» **WHAT NEEDS TO BE DONE**: Find the string "name" in the entries and copy each line that has it.

·····

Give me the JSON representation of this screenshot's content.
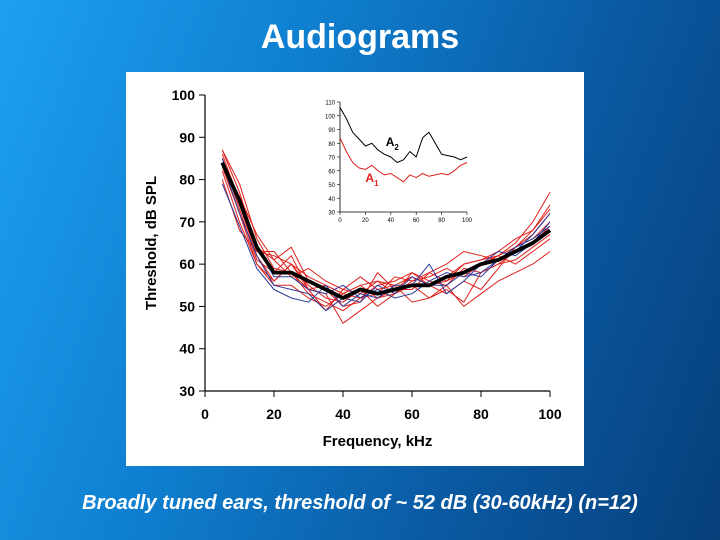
{
  "slide": {
    "title": "Audiograms",
    "caption": "Broadly tuned ears, threshold of ~ 52 dB (30-60kHz) (n=12)"
  },
  "colors": {
    "individual_curve": "#e0201a",
    "blue_curve": "#2a3a9a",
    "mean_curve": "#000000",
    "a2_curve": "#000000",
    "a1_curve": "#e0201a"
  },
  "chart_data": [
    {
      "type": "line",
      "xlabel": "Frequency, kHz",
      "ylabel": "Threshold, dB SPL",
      "xlim": [
        0,
        100
      ],
      "ylim": [
        30,
        100
      ],
      "xticks": [
        0,
        20,
        40,
        60,
        80,
        100
      ],
      "yticks": [
        30,
        40,
        50,
        60,
        70,
        80,
        90,
        100
      ],
      "grid": false,
      "x": [
        5,
        10,
        15,
        20,
        25,
        30,
        35,
        40,
        45,
        50,
        55,
        60,
        65,
        70,
        75,
        80,
        85,
        90,
        95,
        100
      ],
      "series": [
        {
          "color": "red",
          "values": [
            87,
            79,
            66,
            59,
            58,
            54,
            55,
            53,
            55,
            52,
            54,
            57,
            55,
            56,
            58,
            60,
            62,
            65,
            70,
            77
          ]
        },
        {
          "color": "red",
          "values": [
            86,
            75,
            63,
            62,
            60,
            57,
            55,
            53,
            55,
            56,
            53,
            56,
            57,
            59,
            57,
            60,
            62,
            64,
            68,
            74
          ]
        },
        {
          "color": "red",
          "values": [
            84,
            76,
            67,
            61,
            64,
            56,
            54,
            50,
            51,
            58,
            54,
            54,
            58,
            60,
            63,
            62,
            61,
            64,
            66,
            70
          ]
        },
        {
          "color": "red",
          "values": [
            85,
            74,
            62,
            56,
            60,
            54,
            53,
            46,
            49,
            52,
            53,
            55,
            52,
            54,
            51,
            58,
            60,
            63,
            65,
            69
          ]
        },
        {
          "color": "red",
          "values": [
            83,
            72,
            60,
            55,
            55,
            52,
            50,
            53,
            52,
            55,
            56,
            58,
            55,
            53,
            56,
            54,
            59,
            64,
            67,
            72
          ]
        },
        {
          "color": "red",
          "values": [
            87,
            77,
            64,
            61,
            57,
            59,
            56,
            54,
            57,
            54,
            55,
            57,
            55,
            57,
            60,
            61,
            63,
            66,
            68,
            73
          ]
        },
        {
          "color": "red",
          "values": [
            85,
            73,
            61,
            58,
            62,
            54,
            49,
            54,
            53,
            56,
            55,
            51,
            52,
            55,
            50,
            53,
            56,
            58,
            60,
            63
          ]
        },
        {
          "color": "red",
          "values": [
            82,
            70,
            60,
            56,
            60,
            55,
            52,
            51,
            54,
            50,
            53,
            58,
            56,
            55,
            59,
            58,
            60,
            61,
            64,
            67
          ]
        },
        {
          "color": "red",
          "values": [
            80,
            68,
            63,
            63,
            58,
            53,
            51,
            49,
            52,
            53,
            57,
            56,
            58,
            56,
            60,
            61,
            62,
            60,
            63,
            66
          ]
        },
        {
          "color": "blue",
          "values": [
            84,
            72,
            62,
            55,
            54,
            53,
            49,
            52,
            51,
            55,
            53,
            57,
            55,
            55,
            58,
            57,
            61,
            63,
            67,
            72
          ]
        },
        {
          "color": "blue",
          "values": [
            79,
            69,
            59,
            54,
            52,
            51,
            55,
            50,
            53,
            52,
            55,
            55,
            60,
            53,
            56,
            60,
            63,
            62,
            65,
            70
          ]
        },
        {
          "color": "blue",
          "values": [
            85,
            75,
            64,
            57,
            57,
            54,
            53,
            55,
            52,
            54,
            52,
            53,
            56,
            58,
            57,
            58,
            61,
            64,
            66,
            69
          ]
        },
        {
          "color": "mean",
          "values": [
            84,
            75,
            64,
            58,
            58,
            56,
            54,
            52,
            54,
            53,
            54,
            55,
            55,
            57,
            58,
            60,
            61,
            63,
            65,
            68
          ]
        }
      ]
    },
    {
      "type": "line",
      "xlim": [
        0,
        100
      ],
      "ylim": [
        30,
        110
      ],
      "xticks": [
        0,
        20,
        40,
        60,
        80,
        100
      ],
      "yticks": [
        30,
        40,
        50,
        60,
        70,
        80,
        90,
        100,
        110
      ],
      "x": [
        0,
        5,
        10,
        15,
        20,
        25,
        30,
        35,
        40,
        45,
        50,
        55,
        60,
        65,
        70,
        75,
        80,
        85,
        90,
        95,
        100
      ],
      "series": [
        {
          "name": "A2",
          "color": "black",
          "values": [
            106,
            98,
            88,
            83,
            78,
            80,
            75,
            72,
            70,
            66,
            68,
            74,
            70,
            84,
            88,
            80,
            72,
            71,
            70,
            68,
            70
          ]
        },
        {
          "name": "A1",
          "color": "red",
          "values": [
            84,
            74,
            66,
            62,
            61,
            64,
            60,
            57,
            58,
            55,
            52,
            57,
            55,
            58,
            56,
            57,
            58,
            57,
            60,
            64,
            66
          ]
        }
      ]
    }
  ]
}
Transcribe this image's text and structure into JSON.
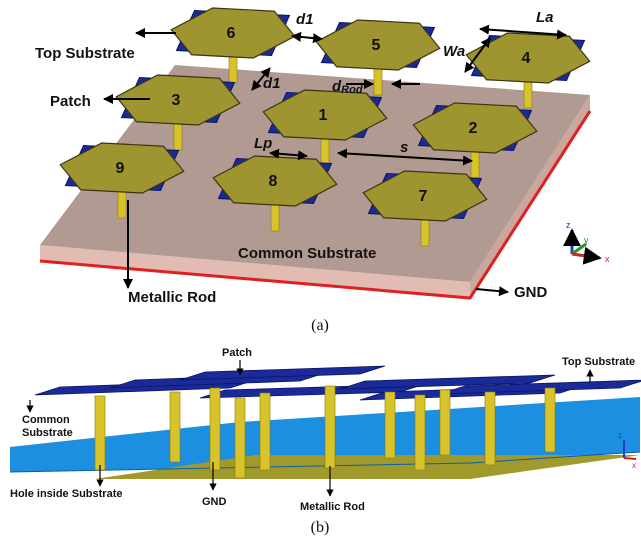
{
  "figure_a": {
    "patch_numbers": [
      "6",
      "5",
      "4",
      "3",
      "1",
      "2",
      "9",
      "8",
      "7"
    ],
    "labels": {
      "top_substrate": "Top Substrate",
      "patch": "Patch",
      "metallic_rod": "Metallic Rod",
      "common_substrate": "Common Substrate",
      "gnd": "GND"
    },
    "dimensions": {
      "d1_horizontal": "d1",
      "d1_vertical": "d1",
      "d_rod": "d",
      "d_rod_subscript": "Rod",
      "la": "La",
      "wa": "Wa",
      "lp": "Lp",
      "s": "s"
    },
    "axes": {
      "z": "z",
      "y": "y",
      "x": "x"
    },
    "caption": "(a)"
  },
  "figure_b": {
    "labels": {
      "patch": "Patch",
      "top_substrate": "Top Substrate",
      "common_substrate_line1": "Common",
      "common_substrate_line2": "Substrate",
      "hole": "Hole inside Substrate",
      "gnd": "GND",
      "metallic_rod": "Metallic Rod"
    },
    "axes": {
      "z": "z",
      "x": "x"
    },
    "caption": "(b)"
  }
}
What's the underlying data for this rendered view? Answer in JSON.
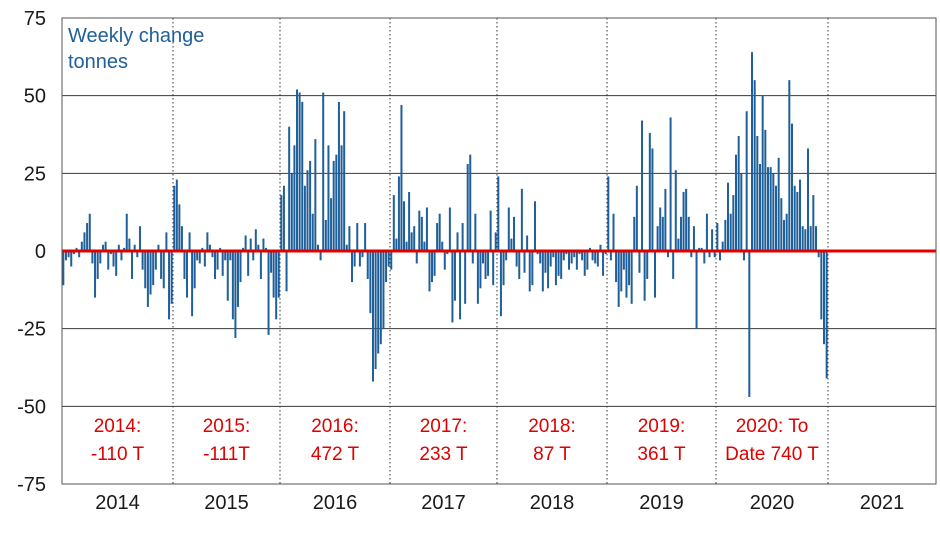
{
  "chart_data": {
    "type": "bar",
    "title": "",
    "ylabel_lines": [
      "Weekly change",
      "tonnes"
    ],
    "xlabel": "",
    "ylim": [
      -75,
      75
    ],
    "yticks": [
      75,
      50,
      25,
      0,
      -25,
      -50,
      -75
    ],
    "x_categories": [
      "2014",
      "2015",
      "2016",
      "2017",
      "2018",
      "2019",
      "2020",
      "2021"
    ],
    "grid": true,
    "colors": {
      "bars": "#1f5f9a",
      "zero_line": "#e00000",
      "annotation": "#e00000",
      "ytitle": "#1f5f9a"
    },
    "annotations": [
      {
        "year": "2014",
        "lines": [
          "2014:",
          "-110 T"
        ]
      },
      {
        "year": "2015",
        "lines": [
          "2015:",
          "-111T"
        ]
      },
      {
        "year": "2016",
        "lines": [
          "2016:",
          "472 T"
        ]
      },
      {
        "year": "2017",
        "lines": [
          "2017:",
          "233 T"
        ]
      },
      {
        "year": "2018",
        "lines": [
          "2018:",
          "87 T"
        ]
      },
      {
        "year": "2019",
        "lines": [
          "2019:",
          "361 T"
        ]
      },
      {
        "year": "2020",
        "lines": [
          "2020: To",
          "Date 740 T"
        ]
      }
    ],
    "series": [
      {
        "name": "Weekly change tonnes",
        "values_by_year": {
          "2014": [
            -11,
            -3,
            -2,
            -5,
            -1,
            1,
            -2,
            3,
            6,
            9,
            12,
            -4,
            -15,
            -9,
            -4,
            2,
            3,
            -6,
            -1,
            -5,
            -8,
            2,
            -3,
            1,
            12,
            4,
            -9,
            2,
            -2,
            8,
            -6,
            -12,
            -18,
            -14,
            -11,
            -6,
            2,
            -9,
            -12,
            6,
            -22,
            -17
          ],
          "2015": [
            21,
            23,
            15,
            8,
            -9,
            -15,
            6,
            -21,
            -12,
            -3,
            -4,
            1,
            -5,
            6,
            2,
            -2,
            -9,
            -6,
            1,
            -8,
            -3,
            -16,
            -3,
            -22,
            -28,
            -18,
            -10,
            1,
            5,
            -8,
            4,
            -3,
            7,
            2,
            -9,
            4,
            1,
            -27,
            -7,
            -15,
            -22,
            -15
          ],
          "2016": [
            18,
            21,
            -13,
            40,
            25,
            34,
            52,
            51,
            48,
            21,
            26,
            29,
            12,
            36,
            2,
            -3,
            51,
            10,
            34,
            17,
            29,
            31,
            48,
            34,
            45,
            2,
            8,
            -10,
            -5,
            9,
            -5,
            -2,
            9,
            -9,
            -20,
            -42,
            -38,
            -33,
            -30,
            -25,
            -10,
            -5
          ],
          "2017": [
            -6,
            18,
            4,
            24,
            47,
            16,
            3,
            19,
            6,
            8,
            -4,
            13,
            11,
            3,
            14,
            -13,
            -10,
            -8,
            9,
            12,
            3,
            -6,
            -1,
            14,
            -23,
            -16,
            6,
            -22,
            9,
            -17,
            28,
            31,
            -4,
            12,
            -17,
            -12,
            -4,
            -9,
            -8,
            13,
            -11,
            6
          ],
          "2018": [
            24,
            -21,
            -11,
            -3,
            14,
            4,
            11,
            -5,
            -9,
            20,
            -7,
            5,
            -13,
            -11,
            16,
            -1,
            -4,
            -13,
            -7,
            -12,
            -5,
            -2,
            -11,
            -8,
            -9,
            -3,
            -1,
            -6,
            -4,
            -2,
            -6,
            -1,
            -3,
            -8,
            -6,
            1,
            -3,
            -4,
            -5,
            2,
            -8,
            -1
          ],
          "2019": [
            24,
            -3,
            12,
            -10,
            -18,
            -13,
            -6,
            -15,
            -11,
            -17,
            11,
            21,
            -7,
            42,
            -16,
            -9,
            38,
            33,
            -15,
            8,
            14,
            11,
            20,
            -2,
            43,
            -9,
            26,
            4,
            11,
            19,
            20,
            11,
            -2,
            8,
            -25,
            1,
            1,
            -4,
            12,
            -2,
            7,
            -2
          ],
          "2020": [
            9,
            -3,
            3,
            10,
            22,
            12,
            18,
            31,
            37,
            25,
            -3,
            45,
            -47,
            64,
            55,
            37,
            28,
            50,
            39,
            27,
            27,
            25,
            21,
            30,
            17,
            10,
            12,
            55,
            41,
            21,
            19,
            23,
            8,
            7,
            33,
            8,
            18,
            8,
            -2,
            -22,
            -30,
            -41
          ],
          "2021": []
        }
      }
    ]
  }
}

·····

» **FINISHED TASK**:
          "name": "A2",
          "name": "A1",
        "name": "Weekly change tonnes",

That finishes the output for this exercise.